▶ [Provided entries]
# # # # # # #

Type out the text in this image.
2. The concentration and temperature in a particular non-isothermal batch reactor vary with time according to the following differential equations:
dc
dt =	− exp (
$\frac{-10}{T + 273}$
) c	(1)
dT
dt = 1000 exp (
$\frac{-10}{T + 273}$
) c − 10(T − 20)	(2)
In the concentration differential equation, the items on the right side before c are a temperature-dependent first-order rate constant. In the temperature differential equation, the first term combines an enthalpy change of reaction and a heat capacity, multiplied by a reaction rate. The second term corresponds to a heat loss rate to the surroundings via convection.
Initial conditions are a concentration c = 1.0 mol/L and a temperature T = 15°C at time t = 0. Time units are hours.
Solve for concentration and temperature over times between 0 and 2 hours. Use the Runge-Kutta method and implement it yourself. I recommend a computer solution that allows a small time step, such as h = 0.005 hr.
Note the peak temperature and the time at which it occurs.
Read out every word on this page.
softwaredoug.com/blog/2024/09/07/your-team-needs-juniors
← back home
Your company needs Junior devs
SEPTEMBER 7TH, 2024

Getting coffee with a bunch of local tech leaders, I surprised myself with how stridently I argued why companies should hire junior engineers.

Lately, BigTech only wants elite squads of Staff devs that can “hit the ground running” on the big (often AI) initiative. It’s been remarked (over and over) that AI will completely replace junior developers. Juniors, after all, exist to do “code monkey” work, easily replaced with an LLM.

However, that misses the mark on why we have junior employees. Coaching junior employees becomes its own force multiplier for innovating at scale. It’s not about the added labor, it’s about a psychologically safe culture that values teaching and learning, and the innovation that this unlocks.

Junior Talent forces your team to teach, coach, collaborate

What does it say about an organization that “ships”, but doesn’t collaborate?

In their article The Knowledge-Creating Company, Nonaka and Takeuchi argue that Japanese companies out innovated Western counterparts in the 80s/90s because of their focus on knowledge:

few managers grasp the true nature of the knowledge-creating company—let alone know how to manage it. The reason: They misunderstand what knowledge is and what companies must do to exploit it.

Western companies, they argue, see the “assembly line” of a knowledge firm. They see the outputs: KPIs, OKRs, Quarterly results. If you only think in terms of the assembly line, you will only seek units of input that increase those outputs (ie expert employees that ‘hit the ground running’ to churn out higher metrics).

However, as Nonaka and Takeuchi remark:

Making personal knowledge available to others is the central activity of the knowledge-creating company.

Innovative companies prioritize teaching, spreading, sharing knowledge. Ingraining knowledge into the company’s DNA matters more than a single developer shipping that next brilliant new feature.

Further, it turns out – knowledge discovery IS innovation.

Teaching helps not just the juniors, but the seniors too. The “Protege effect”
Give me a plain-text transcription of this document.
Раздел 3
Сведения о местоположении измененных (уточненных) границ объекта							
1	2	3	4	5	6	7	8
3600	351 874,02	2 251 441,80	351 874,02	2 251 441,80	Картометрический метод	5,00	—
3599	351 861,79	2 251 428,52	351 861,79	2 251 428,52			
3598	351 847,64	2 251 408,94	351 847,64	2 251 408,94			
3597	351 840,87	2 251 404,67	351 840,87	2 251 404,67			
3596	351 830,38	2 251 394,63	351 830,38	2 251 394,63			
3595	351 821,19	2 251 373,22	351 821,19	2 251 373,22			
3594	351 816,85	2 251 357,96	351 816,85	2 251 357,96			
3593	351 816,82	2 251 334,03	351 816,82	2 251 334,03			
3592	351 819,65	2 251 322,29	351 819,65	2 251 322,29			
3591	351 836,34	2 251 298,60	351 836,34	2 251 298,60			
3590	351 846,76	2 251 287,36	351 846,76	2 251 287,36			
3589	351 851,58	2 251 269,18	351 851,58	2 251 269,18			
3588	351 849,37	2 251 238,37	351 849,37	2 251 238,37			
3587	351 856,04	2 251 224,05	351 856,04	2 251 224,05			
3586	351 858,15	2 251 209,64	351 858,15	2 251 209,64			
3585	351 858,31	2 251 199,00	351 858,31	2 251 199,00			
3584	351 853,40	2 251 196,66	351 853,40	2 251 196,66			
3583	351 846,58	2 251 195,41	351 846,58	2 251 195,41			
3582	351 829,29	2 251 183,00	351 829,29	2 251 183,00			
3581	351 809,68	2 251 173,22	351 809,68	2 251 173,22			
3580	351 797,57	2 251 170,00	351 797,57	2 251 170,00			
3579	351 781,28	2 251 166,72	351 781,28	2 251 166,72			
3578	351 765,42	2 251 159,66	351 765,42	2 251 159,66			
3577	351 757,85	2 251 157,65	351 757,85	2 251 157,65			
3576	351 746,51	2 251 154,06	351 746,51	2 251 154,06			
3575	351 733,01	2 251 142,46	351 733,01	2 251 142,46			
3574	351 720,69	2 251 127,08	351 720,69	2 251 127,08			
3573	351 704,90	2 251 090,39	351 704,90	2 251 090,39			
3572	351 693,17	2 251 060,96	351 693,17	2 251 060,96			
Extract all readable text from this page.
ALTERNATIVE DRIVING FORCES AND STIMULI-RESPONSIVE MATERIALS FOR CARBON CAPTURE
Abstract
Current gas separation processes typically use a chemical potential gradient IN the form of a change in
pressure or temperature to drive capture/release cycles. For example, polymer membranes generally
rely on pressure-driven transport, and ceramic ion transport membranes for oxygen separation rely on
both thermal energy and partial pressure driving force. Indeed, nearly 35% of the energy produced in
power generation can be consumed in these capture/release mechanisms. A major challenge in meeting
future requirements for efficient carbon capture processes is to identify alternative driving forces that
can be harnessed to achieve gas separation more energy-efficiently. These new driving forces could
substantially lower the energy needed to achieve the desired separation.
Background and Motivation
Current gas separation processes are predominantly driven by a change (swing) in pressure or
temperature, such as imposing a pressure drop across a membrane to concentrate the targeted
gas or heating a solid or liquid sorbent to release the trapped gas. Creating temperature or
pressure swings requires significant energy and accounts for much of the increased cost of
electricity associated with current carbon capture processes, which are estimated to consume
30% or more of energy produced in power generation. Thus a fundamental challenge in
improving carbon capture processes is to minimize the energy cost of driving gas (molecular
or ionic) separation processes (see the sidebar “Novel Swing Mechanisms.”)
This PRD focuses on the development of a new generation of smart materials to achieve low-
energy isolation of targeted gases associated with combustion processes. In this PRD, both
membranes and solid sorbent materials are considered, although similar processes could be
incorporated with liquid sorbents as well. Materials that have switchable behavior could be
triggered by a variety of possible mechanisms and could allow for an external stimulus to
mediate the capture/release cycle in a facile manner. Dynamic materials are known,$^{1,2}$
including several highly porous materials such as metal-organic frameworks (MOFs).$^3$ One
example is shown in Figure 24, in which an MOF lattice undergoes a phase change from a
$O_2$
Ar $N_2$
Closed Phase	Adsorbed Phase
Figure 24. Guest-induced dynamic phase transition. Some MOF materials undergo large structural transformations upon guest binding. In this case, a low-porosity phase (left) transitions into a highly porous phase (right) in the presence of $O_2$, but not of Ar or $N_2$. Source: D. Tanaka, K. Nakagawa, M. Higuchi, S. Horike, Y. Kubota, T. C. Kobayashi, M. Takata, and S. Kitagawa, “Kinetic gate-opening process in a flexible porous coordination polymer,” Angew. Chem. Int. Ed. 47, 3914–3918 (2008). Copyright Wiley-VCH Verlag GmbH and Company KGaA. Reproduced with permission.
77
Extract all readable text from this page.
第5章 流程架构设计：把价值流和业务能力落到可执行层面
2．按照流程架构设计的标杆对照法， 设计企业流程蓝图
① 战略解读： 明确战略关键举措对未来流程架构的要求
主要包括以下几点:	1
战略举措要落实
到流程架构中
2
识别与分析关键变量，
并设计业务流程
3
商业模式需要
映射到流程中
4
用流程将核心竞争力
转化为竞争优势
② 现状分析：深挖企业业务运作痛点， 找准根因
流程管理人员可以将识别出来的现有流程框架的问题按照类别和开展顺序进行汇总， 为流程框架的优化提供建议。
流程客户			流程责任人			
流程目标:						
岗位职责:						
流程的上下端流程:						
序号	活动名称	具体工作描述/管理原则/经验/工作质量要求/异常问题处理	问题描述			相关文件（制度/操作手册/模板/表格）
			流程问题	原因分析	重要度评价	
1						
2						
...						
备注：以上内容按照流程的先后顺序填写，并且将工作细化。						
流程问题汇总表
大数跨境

# # # # # # #

▶ [What is required]
Tally the lines holding the string "challenge" and give only the count.

▶ [Worked solution]
2